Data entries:
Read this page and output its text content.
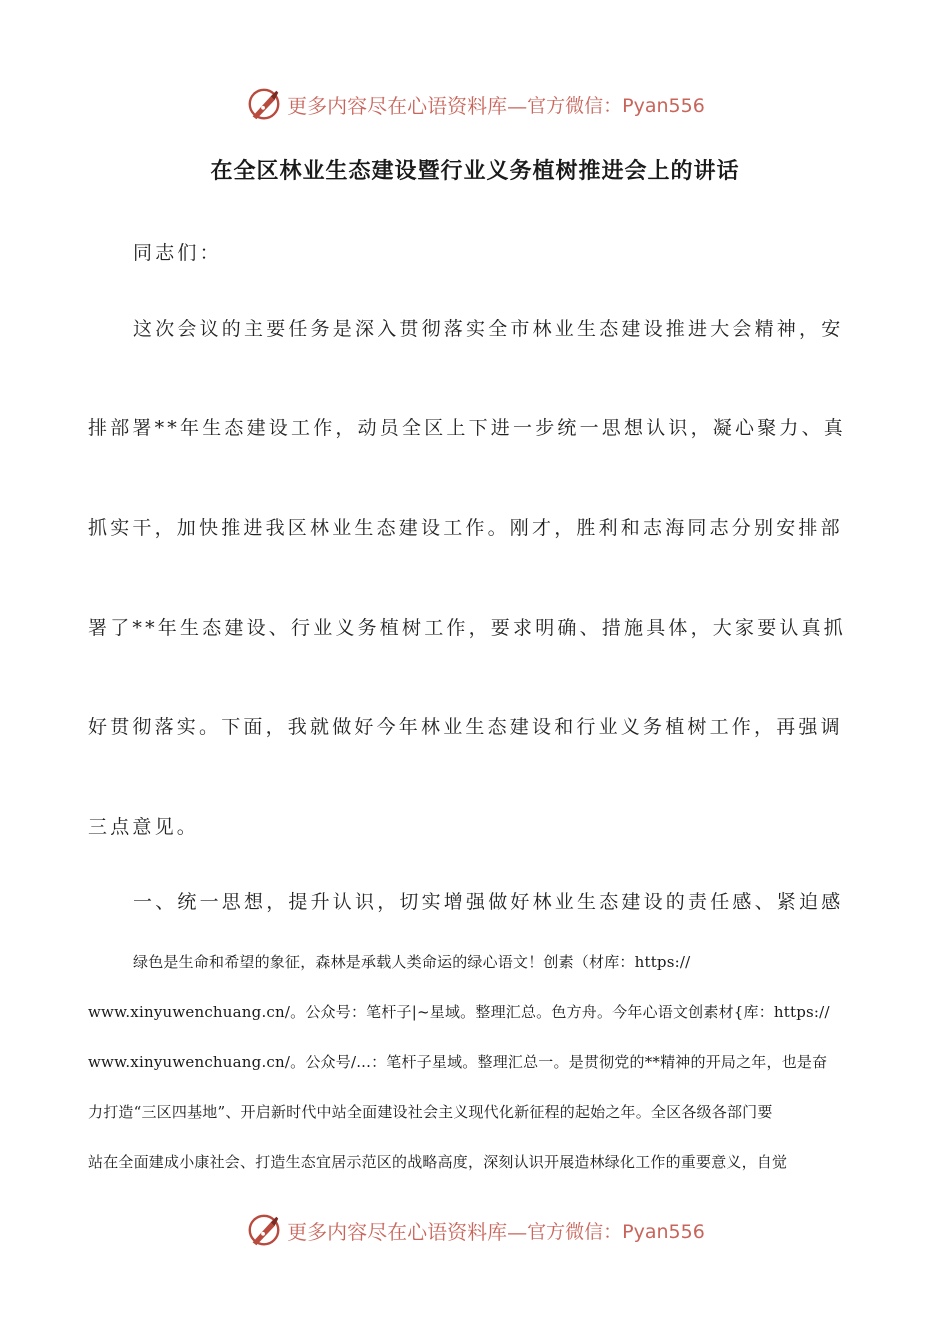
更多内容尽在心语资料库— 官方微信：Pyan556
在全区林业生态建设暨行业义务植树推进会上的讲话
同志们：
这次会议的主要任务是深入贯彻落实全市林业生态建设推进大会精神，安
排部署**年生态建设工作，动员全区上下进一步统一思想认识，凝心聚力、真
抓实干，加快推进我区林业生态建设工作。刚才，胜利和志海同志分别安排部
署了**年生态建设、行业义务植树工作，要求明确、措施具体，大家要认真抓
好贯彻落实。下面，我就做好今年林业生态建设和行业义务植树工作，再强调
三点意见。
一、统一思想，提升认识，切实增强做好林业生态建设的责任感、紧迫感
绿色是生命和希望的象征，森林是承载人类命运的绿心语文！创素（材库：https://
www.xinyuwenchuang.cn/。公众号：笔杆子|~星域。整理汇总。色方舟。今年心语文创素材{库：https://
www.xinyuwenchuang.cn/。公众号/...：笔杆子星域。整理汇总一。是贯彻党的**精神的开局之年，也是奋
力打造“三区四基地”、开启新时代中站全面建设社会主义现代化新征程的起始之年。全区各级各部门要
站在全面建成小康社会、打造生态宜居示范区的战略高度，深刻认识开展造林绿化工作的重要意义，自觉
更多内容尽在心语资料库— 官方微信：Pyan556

Exercise goal:
Show every line of the listing in which the string "xinyuwenchuang" can be found.

Expected answer:
www.xinyuwenchuang.cn/。公众号：笔杆子|~星域。整理汇总。色方舟。今年心语文创素材{库：https://
www.xinyuwenchuang.cn/。公众号/...：笔杆子星域。整理汇总一。是贯彻党的**精神的开局之年，也是奋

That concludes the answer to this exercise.